• EXERCISE INSTRUCTIONS:
Pictures appear in the records below; write out everything else exactly.

• PROVIDED RECORDS:

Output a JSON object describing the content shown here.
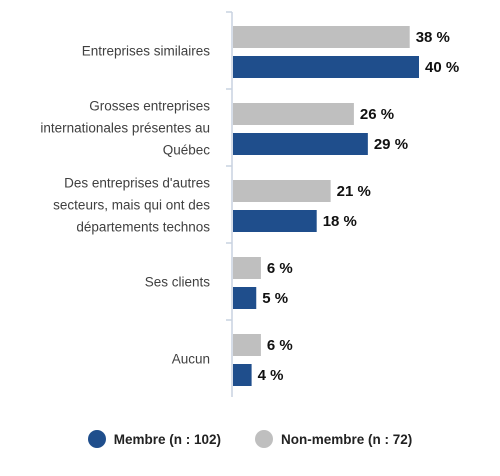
{
  "chart_data": {
    "type": "bar",
    "orientation": "horizontal",
    "categories": [
      [
        "Entreprises similaires"
      ],
      [
        "Grosses entreprises",
        "internationales présentes au",
        "Québec"
      ],
      [
        "Des entreprises d'autres",
        "secteurs, mais qui ont des",
        "départements technos"
      ],
      [
        "Ses clients"
      ],
      [
        "Aucun"
      ]
    ],
    "series": [
      {
        "name": "Non-membre (n : 72)",
        "values": [
          38,
          26,
          21,
          6,
          6
        ],
        "labels": [
          "38 %",
          "26 %",
          "21 %",
          "6 %",
          "6 %"
        ],
        "color": "#bfbfbf"
      },
      {
        "name": "Membre (n : 102)",
        "values": [
          40,
          29,
          18,
          5,
          4
        ],
        "labels": [
          "40 %",
          "29 %",
          "18 %",
          "5 %",
          "4 %"
        ],
        "color": "#1f4e8c"
      }
    ],
    "xlim": [
      0,
      40
    ],
    "grid": false,
    "legend_position": "bottom",
    "legend": [
      {
        "label": "Membre (n : 102)",
        "color": "#1f4e8c"
      },
      {
        "label": "Non-membre (n : 72)",
        "color": "#bfbfbf"
      }
    ]
  },
  "colors": {
    "axis": "#c8d2e0"
  }
}
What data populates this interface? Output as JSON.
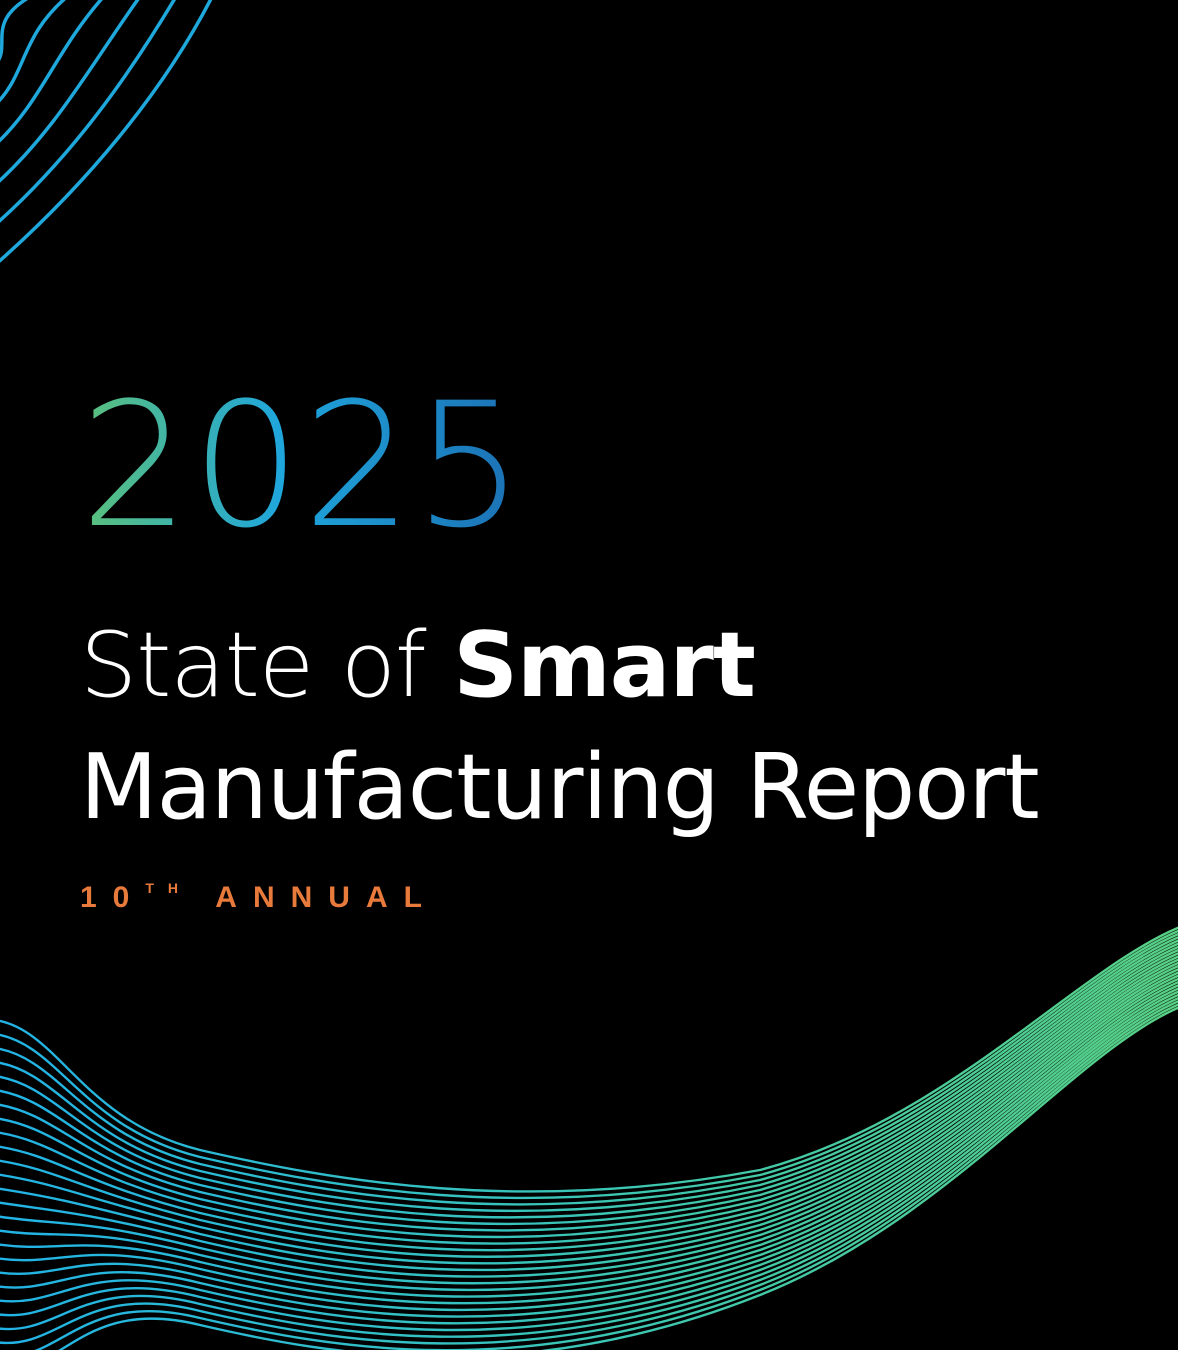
{
  "cover": {
    "year": "2025",
    "title_light": "State of",
    "title_bold": "Smart",
    "title_line2": "Manufacturing Report",
    "edition_number": "10",
    "edition_suffix": "TH",
    "edition_label": "ANNUAL"
  },
  "colors": {
    "background": "#000000",
    "year_gradient": [
      "#5cc07a",
      "#1fa6dc",
      "#1b6fb3"
    ],
    "title": "#ffffff",
    "edition": "#e87a3c",
    "wave_start": "#22b3e6",
    "wave_end": "#58d184"
  }
}
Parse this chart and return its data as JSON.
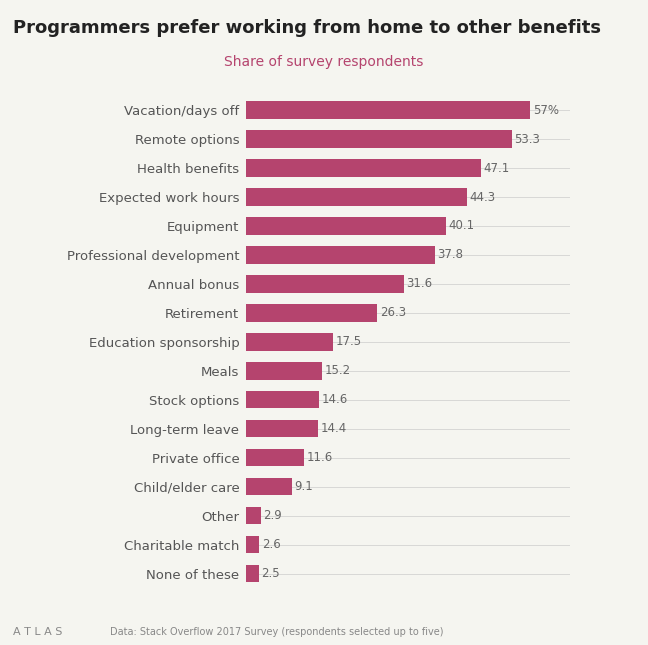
{
  "title": "Programmers prefer working from home to other benefits",
  "subtitle": "Share of survey respondents",
  "subtitle_color": "#b5446e",
  "bar_color": "#b5446e",
  "categories": [
    "Vacation/days off",
    "Remote options",
    "Health benefits",
    "Expected work hours",
    "Equipment",
    "Professional development",
    "Annual bonus",
    "Retirement",
    "Education sponsorship",
    "Meals",
    "Stock options",
    "Long-term leave",
    "Private office",
    "Child/elder care",
    "Other",
    "Charitable match",
    "None of these"
  ],
  "values": [
    57.0,
    53.3,
    47.1,
    44.3,
    40.1,
    37.8,
    31.6,
    26.3,
    17.5,
    15.2,
    14.6,
    14.4,
    11.6,
    9.1,
    2.9,
    2.6,
    2.5
  ],
  "value_labels": [
    "57%",
    "53.3",
    "47.1",
    "44.3",
    "40.1",
    "37.8",
    "31.6",
    "26.3",
    "17.5",
    "15.2",
    "14.6",
    "14.4",
    "11.6",
    "9.1",
    "2.9",
    "2.6",
    "2.5"
  ],
  "xlim": [
    0,
    65
  ],
  "background_color": "#f5f5f0",
  "footer_text": "Data: Stack Overflow 2017 Survey (respondents selected up to five)",
  "atlas_text": "A T L A S"
}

• OUTPUT FOR THIS EXERCISE:
Output a JSON object describing the content shown here.
{
  "chart_data": {
    "type": "bar",
    "orientation": "horizontal",
    "categories": [
      [
        "Entreprises similaires"
      ],
      [
        "Grosses entreprises",
        "internationales présentes au",
        "Québec"
      ],
      [
        "Des entreprises d'autres",
        "secteurs, mais qui ont des",
        "départements technos"
      ],
      [
        "Ses clients"
      ],
      [
        "Aucun"
      ]
    ],
    "series": [
      {
        "name": "Non-membre (n : 72)",
        "values": [
          38,
          26,
          21,
          6,
          6
        ],
        "labels": [
          "38 %",
          "26 %",
          "21 %",
          "6 %",
          "6 %"
        ],
        "color": "#bfbfbf"
      },
      {
        "name": "Membre (n : 102)",
        "values": [
          40,
          29,
          18,
          5,
          4
        ],
        "labels": [
          "40 %",
          "29 %",
          "18 %",
          "5 %",
          "4 %"
        ],
        "color": "#1f4e8c"
      }
    ],
    "xlim": [
      0,
      40
    ],
    "grid": false,
    "legend_position": "bottom",
    "legend": [
      {
        "label": "Membre (n : 102)",
        "color": "#1f4e8c"
      },
      {
        "label": "Non-membre (n : 72)",
        "color": "#bfbfbf"
      }
    ]
  },
  "colors": {
    "axis": "#c8d2e0"
  }
}
What data populates this interface? Output as JSON.
{
  "cover": {
    "year": "2025",
    "title_light": "State of",
    "title_bold": "Smart",
    "title_line2": "Manufacturing Report",
    "edition_number": "10",
    "edition_suffix": "TH",
    "edition_label": "ANNUAL"
  },
  "colors": {
    "background": "#000000",
    "year_gradient": [
      "#5cc07a",
      "#1fa6dc",
      "#1b6fb3"
    ],
    "title": "#ffffff",
    "edition": "#e87a3c",
    "wave_start": "#22b3e6",
    "wave_end": "#58d184"
  }
}
Parse this chart and return its data as JSON.
{
  "title": "Programmers prefer working from home to other benefits",
  "subtitle": "Share of survey respondents",
  "subtitle_color": "#b5446e",
  "bar_color": "#b5446e",
  "categories": [
    "Vacation/days off",
    "Remote options",
    "Health benefits",
    "Expected work hours",
    "Equipment",
    "Professional development",
    "Annual bonus",
    "Retirement",
    "Education sponsorship",
    "Meals",
    "Stock options",
    "Long-term leave",
    "Private office",
    "Child/elder care",
    "Other",
    "Charitable match",
    "None of these"
  ],
  "values": [
    57.0,
    53.3,
    47.1,
    44.3,
    40.1,
    37.8,
    31.6,
    26.3,
    17.5,
    15.2,
    14.6,
    14.4,
    11.6,
    9.1,
    2.9,
    2.6,
    2.5
  ],
  "value_labels": [
    "57%",
    "53.3",
    "47.1",
    "44.3",
    "40.1",
    "37.8",
    "31.6",
    "26.3",
    "17.5",
    "15.2",
    "14.6",
    "14.4",
    "11.6",
    "9.1",
    "2.9",
    "2.6",
    "2.5"
  ],
  "xlim": [
    0,
    65
  ],
  "background_color": "#f5f5f0",
  "footer_text": "Data: Stack Overflow 2017 Survey (respondents selected up to five)",
  "atlas_text": "A T L A S"
}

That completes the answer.